* begin Source data *

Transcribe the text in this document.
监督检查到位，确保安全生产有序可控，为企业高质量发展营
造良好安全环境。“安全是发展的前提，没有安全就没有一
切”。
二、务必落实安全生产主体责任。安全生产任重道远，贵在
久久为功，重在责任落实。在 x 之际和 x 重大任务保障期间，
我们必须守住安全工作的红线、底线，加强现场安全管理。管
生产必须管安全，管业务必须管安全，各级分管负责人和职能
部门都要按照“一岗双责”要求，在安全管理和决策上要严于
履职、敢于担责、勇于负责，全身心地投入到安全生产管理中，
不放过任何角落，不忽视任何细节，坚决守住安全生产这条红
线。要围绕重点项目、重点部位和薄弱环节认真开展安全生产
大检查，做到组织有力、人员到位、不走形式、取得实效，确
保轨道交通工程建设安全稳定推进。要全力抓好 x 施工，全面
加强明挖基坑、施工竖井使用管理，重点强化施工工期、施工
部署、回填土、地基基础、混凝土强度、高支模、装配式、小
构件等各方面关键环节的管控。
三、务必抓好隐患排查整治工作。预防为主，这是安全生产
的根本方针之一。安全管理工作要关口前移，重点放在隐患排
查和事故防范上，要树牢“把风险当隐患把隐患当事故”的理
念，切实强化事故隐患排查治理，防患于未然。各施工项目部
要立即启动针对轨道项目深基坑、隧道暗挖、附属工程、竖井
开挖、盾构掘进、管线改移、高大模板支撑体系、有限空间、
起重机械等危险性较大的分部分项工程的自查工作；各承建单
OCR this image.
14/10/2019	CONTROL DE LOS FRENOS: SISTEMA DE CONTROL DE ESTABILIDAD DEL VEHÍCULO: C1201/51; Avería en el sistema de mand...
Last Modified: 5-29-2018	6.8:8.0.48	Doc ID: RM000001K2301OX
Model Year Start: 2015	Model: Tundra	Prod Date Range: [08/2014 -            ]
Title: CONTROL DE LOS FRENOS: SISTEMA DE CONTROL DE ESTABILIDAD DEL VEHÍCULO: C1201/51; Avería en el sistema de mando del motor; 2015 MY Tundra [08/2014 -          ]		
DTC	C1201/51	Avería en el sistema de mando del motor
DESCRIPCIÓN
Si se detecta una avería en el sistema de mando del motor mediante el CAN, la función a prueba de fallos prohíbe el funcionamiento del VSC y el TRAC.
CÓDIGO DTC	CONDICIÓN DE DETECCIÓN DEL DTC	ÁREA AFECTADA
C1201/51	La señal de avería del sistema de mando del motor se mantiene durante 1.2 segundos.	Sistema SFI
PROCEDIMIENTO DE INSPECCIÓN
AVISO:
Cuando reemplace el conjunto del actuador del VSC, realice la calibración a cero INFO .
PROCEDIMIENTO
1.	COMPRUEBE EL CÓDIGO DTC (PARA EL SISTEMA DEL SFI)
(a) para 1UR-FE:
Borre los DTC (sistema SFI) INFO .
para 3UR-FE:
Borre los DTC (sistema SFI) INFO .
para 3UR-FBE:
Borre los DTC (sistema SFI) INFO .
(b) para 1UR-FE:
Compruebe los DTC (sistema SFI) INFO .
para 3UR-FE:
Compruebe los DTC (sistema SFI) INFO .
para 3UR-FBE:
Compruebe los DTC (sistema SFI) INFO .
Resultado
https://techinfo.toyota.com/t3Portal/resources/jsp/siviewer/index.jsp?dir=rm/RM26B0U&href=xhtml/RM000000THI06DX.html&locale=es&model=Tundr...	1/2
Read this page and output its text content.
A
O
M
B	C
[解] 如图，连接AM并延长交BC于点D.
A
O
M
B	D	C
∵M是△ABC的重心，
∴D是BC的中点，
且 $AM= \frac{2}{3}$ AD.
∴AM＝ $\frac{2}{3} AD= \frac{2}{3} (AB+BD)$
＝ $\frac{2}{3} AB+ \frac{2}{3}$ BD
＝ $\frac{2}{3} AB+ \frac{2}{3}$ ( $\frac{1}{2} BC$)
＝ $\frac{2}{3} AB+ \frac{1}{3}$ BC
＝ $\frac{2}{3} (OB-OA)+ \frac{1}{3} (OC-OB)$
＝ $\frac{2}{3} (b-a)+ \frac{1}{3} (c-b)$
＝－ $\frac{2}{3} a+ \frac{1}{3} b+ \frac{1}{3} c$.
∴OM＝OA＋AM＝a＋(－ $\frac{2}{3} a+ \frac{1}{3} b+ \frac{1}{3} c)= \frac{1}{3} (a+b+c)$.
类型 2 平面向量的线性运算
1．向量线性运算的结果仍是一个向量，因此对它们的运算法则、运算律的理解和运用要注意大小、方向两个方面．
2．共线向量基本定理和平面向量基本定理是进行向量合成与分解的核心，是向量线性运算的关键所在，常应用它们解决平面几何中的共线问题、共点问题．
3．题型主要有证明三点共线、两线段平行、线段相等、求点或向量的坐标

* end Source data *

- What to work on -
Copy out each line of the material that holds the word "this".

- Reply to the task -
Transcribe the text in this document.
OCR this image.
Read this page and output its text content.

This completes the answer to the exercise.